**Exercise brief**
Filter the records for lines holding the string "took".

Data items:
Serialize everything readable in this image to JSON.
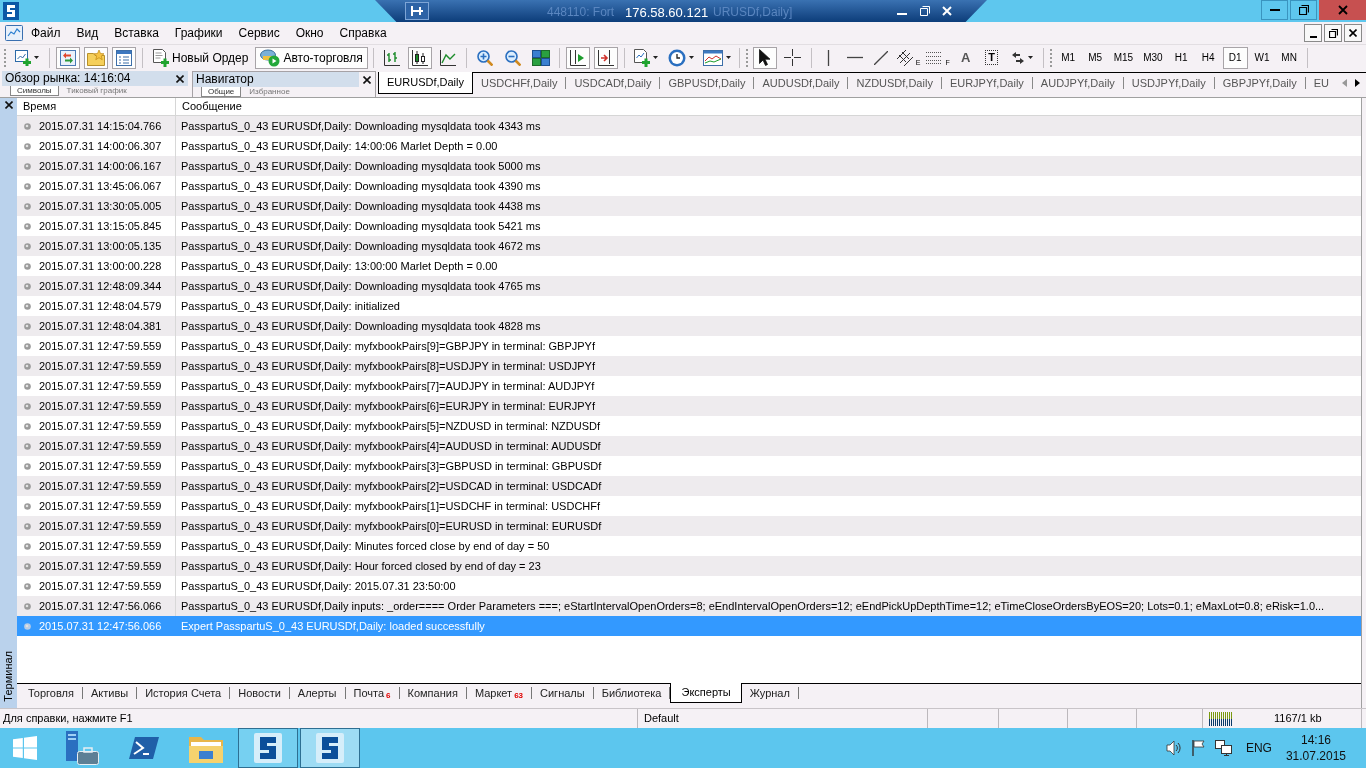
{
  "window": {
    "title_start": "448110: Fort",
    "title_end": "URUSDf,Daily]"
  },
  "remote_bar": {
    "address": "176.58.60.121"
  },
  "menu": [
    "Файл",
    "Вид",
    "Вставка",
    "Графики",
    "Сервис",
    "Окно",
    "Справка"
  ],
  "toolbar": {
    "panel_toggles": [
      {
        "kind": "market",
        "on": true
      },
      {
        "kind": "folder",
        "on": true
      },
      {
        "kind": "list",
        "on": true
      }
    ],
    "order_buttons": [
      {
        "kind": "order",
        "label": "Новый Ордер",
        "on": false
      },
      {
        "kind": "auto",
        "label": "Авто-торговля",
        "on": true
      }
    ],
    "chart_types": [
      {
        "kind": "bars",
        "selected": false
      },
      {
        "kind": "candles",
        "selected": true
      },
      {
        "kind": "line",
        "selected": false
      }
    ],
    "chart_shift": {
      "on": true
    },
    "auto_scroll": {
      "on": true
    },
    "pointer_tools": [
      {
        "kind": "cursor",
        "selected": true
      },
      {
        "kind": "crosshair",
        "selected": false
      }
    ],
    "drawing_tools": [
      {
        "kind": "vline"
      },
      {
        "kind": "hline"
      },
      {
        "kind": "trend"
      },
      {
        "kind": "channel",
        "glyph": "E"
      },
      {
        "kind": "fibo",
        "glyph": "F"
      },
      {
        "kind": "text",
        "glyph": "A"
      },
      {
        "kind": "label",
        "glyph": "T"
      },
      {
        "kind": "arrows"
      }
    ],
    "timeframes": [
      {
        "label": "M1",
        "selected": false
      },
      {
        "label": "M5",
        "selected": false
      },
      {
        "label": "M15",
        "selected": false
      },
      {
        "label": "M30",
        "selected": false
      },
      {
        "label": "H1",
        "selected": false
      },
      {
        "label": "H4",
        "selected": false
      },
      {
        "label": "D1",
        "selected": true
      },
      {
        "label": "W1",
        "selected": false
      },
      {
        "label": "MN",
        "selected": false
      }
    ]
  },
  "panels": [
    {
      "title": "Обзор рынка: 14:16:04",
      "tabs": [
        {
          "label": "Символы",
          "selected": true
        },
        {
          "label": "Тиковый график",
          "selected": false
        }
      ]
    },
    {
      "title": "Навигатор",
      "tabs": [
        {
          "label": "Общие",
          "selected": true
        },
        {
          "label": "Избранное",
          "selected": false
        }
      ]
    }
  ],
  "chart_tabs": [
    {
      "label": "EURUSDf,Daily",
      "selected": true
    },
    {
      "label": "USDCHFf,Daily",
      "selected": false
    },
    {
      "label": "USDCADf,Daily",
      "selected": false
    },
    {
      "label": "GBPUSDf,Daily",
      "selected": false
    },
    {
      "label": "AUDUSDf,Daily",
      "selected": false
    },
    {
      "label": "NZDUSDf,Daily",
      "selected": false
    },
    {
      "label": "EURJPYf,Daily",
      "selected": false
    },
    {
      "label": "AUDJPYf,Daily",
      "selected": false
    },
    {
      "label": "USDJPYf,Daily",
      "selected": false
    },
    {
      "label": "GBPJPYf,Daily",
      "selected": false
    },
    {
      "label": "EU",
      "selected": false
    }
  ],
  "terminal": {
    "title": "Терминал",
    "columns": [
      "Время",
      "Сообщение"
    ],
    "rows": [
      {
        "time": "2015.07.31 14:15:04.766",
        "message": "PasspartuS_0_43 EURUSDf,Daily: Downloading mysqldata took 4343 ms",
        "selected": false
      },
      {
        "time": "2015.07.31 14:00:06.307",
        "message": "PasspartuS_0_43 EURUSDf,Daily: 14:00:06 Marlet Depth = 0.00",
        "selected": false
      },
      {
        "time": "2015.07.31 14:00:06.167",
        "message": "PasspartuS_0_43 EURUSDf,Daily: Downloading mysqldata took 5000 ms",
        "selected": false
      },
      {
        "time": "2015.07.31 13:45:06.067",
        "message": "PasspartuS_0_43 EURUSDf,Daily: Downloading mysqldata took 4390 ms",
        "selected": false
      },
      {
        "time": "2015.07.31 13:30:05.005",
        "message": "PasspartuS_0_43 EURUSDf,Daily: Downloading mysqldata took 4438 ms",
        "selected": false
      },
      {
        "time": "2015.07.31 13:15:05.845",
        "message": "PasspartuS_0_43 EURUSDf,Daily: Downloading mysqldata took 5421 ms",
        "selected": false
      },
      {
        "time": "2015.07.31 13:00:05.135",
        "message": "PasspartuS_0_43 EURUSDf,Daily: Downloading mysqldata took 4672 ms",
        "selected": false
      },
      {
        "time": "2015.07.31 13:00:00.228",
        "message": "PasspartuS_0_43 EURUSDf,Daily: 13:00:00 Marlet Depth = 0.00",
        "selected": false
      },
      {
        "time": "2015.07.31 12:48:09.344",
        "message": "PasspartuS_0_43 EURUSDf,Daily: Downloading mysqldata took 4765 ms",
        "selected": false
      },
      {
        "time": "2015.07.31 12:48:04.579",
        "message": "PasspartuS_0_43 EURUSDf,Daily: initialized",
        "selected": false
      },
      {
        "time": "2015.07.31 12:48:04.381",
        "message": "PasspartuS_0_43 EURUSDf,Daily: Downloading mysqldata took 4828 ms",
        "selected": false
      },
      {
        "time": "2015.07.31 12:47:59.559",
        "message": "PasspartuS_0_43 EURUSDf,Daily: myfxbookPairs[9]=GBPJPY in terminal: GBPJPYf",
        "selected": false
      },
      {
        "time": "2015.07.31 12:47:59.559",
        "message": "PasspartuS_0_43 EURUSDf,Daily: myfxbookPairs[8]=USDJPY in terminal: USDJPYf",
        "selected": false
      },
      {
        "time": "2015.07.31 12:47:59.559",
        "message": "PasspartuS_0_43 EURUSDf,Daily: myfxbookPairs[7]=AUDJPY in terminal: AUDJPYf",
        "selected": false
      },
      {
        "time": "2015.07.31 12:47:59.559",
        "message": "PasspartuS_0_43 EURUSDf,Daily: myfxbookPairs[6]=EURJPY in terminal: EURJPYf",
        "selected": false
      },
      {
        "time": "2015.07.31 12:47:59.559",
        "message": "PasspartuS_0_43 EURUSDf,Daily: myfxbookPairs[5]=NZDUSD in terminal: NZDUSDf",
        "selected": false
      },
      {
        "time": "2015.07.31 12:47:59.559",
        "message": "PasspartuS_0_43 EURUSDf,Daily: myfxbookPairs[4]=AUDUSD in terminal: AUDUSDf",
        "selected": false
      },
      {
        "time": "2015.07.31 12:47:59.559",
        "message": "PasspartuS_0_43 EURUSDf,Daily: myfxbookPairs[3]=GBPUSD in terminal: GBPUSDf",
        "selected": false
      },
      {
        "time": "2015.07.31 12:47:59.559",
        "message": "PasspartuS_0_43 EURUSDf,Daily: myfxbookPairs[2]=USDCAD in terminal: USDCADf",
        "selected": false
      },
      {
        "time": "2015.07.31 12:47:59.559",
        "message": "PasspartuS_0_43 EURUSDf,Daily: myfxbookPairs[1]=USDCHF in terminal: USDCHFf",
        "selected": false
      },
      {
        "time": "2015.07.31 12:47:59.559",
        "message": "PasspartuS_0_43 EURUSDf,Daily: myfxbookPairs[0]=EURUSD in terminal: EURUSDf",
        "selected": false
      },
      {
        "time": "2015.07.31 12:47:59.559",
        "message": "PasspartuS_0_43 EURUSDf,Daily: Minutes forced close by end of day = 50",
        "selected": false
      },
      {
        "time": "2015.07.31 12:47:59.559",
        "message": "PasspartuS_0_43 EURUSDf,Daily: Hour forced closed by end of day = 23",
        "selected": false
      },
      {
        "time": "2015.07.31 12:47:59.559",
        "message": "PasspartuS_0_43 EURUSDf,Daily: 2015.07.31 23:50:00",
        "selected": false
      },
      {
        "time": "2015.07.31 12:47:56.066",
        "message": "PasspartuS_0_43 EURUSDf,Daily inputs: _order==== Order Parameters ===; eStartIntervalOpenOrders=8; eEndIntervalOpenOrders=12; eEndPickUpDepthTime=12; eTimeCloseOrdersByEOS=20; Lots=0.1; eMaxLot=0.8; eRisk=1.0...",
        "selected": false
      },
      {
        "time": "2015.07.31 12:47:56.066",
        "message": "Expert PasspartuS_0_43 EURUSDf,Daily: loaded successfully",
        "selected": true
      }
    ],
    "tabs": [
      {
        "label": "Торговля",
        "selected": false
      },
      {
        "label": "Активы",
        "selected": false
      },
      {
        "label": "История Счета",
        "selected": false
      },
      {
        "label": "Новости",
        "selected": false
      },
      {
        "label": "Алерты",
        "selected": false
      },
      {
        "label": "Почта",
        "badge": "6",
        "selected": false
      },
      {
        "label": "Компания",
        "selected": false
      },
      {
        "label": "Маркет",
        "badge": "63",
        "selected": false
      },
      {
        "label": "Сигналы",
        "selected": false
      },
      {
        "label": "Библиотека",
        "selected": false
      },
      {
        "label": "Эксперты",
        "selected": true
      },
      {
        "label": "Журнал",
        "selected": false
      }
    ]
  },
  "status_bar": {
    "help": "Для справки, нажмите F1",
    "profile": "Default",
    "traffic": "1167/1 kb"
  },
  "taskbar": {
    "apps": [
      {
        "kind": "server",
        "running": false,
        "active": false
      },
      {
        "kind": "powershell",
        "running": false,
        "active": false
      },
      {
        "kind": "explorer",
        "running": false,
        "active": false
      },
      {
        "kind": "terminal",
        "running": true,
        "active": false
      },
      {
        "kind": "terminal",
        "running": true,
        "active": true
      }
    ],
    "language": "ENG",
    "time": "14:16",
    "date": "31.07.2015"
  }
}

**Exercise output**
        "message": "PasspartuS_0_43 EURUSDf,Daily: Downloading mysqldata took 4343 ms",
        "message": "PasspartuS_0_43 EURUSDf,Daily: Downloading mysqldata took 5000 ms",
        "message": "PasspartuS_0_43 EURUSDf,Daily: Downloading mysqldata took 4390 ms",
        "message": "PasspartuS_0_43 EURUSDf,Daily: Downloading mysqldata took 4438 ms",
        "message": "PasspartuS_0_43 EURUSDf,Daily: Downloading mysqldata took 5421 ms",
        "message": "PasspartuS_0_43 EURUSDf,Daily: Downloading mysqldata took 4672 ms",
        "message": "PasspartuS_0_43 EURUSDf,Daily: Downloading mysqldata took 4765 ms",
        "message": "PasspartuS_0_43 EURUSDf,Daily: Downloading mysqldata took 4828 ms",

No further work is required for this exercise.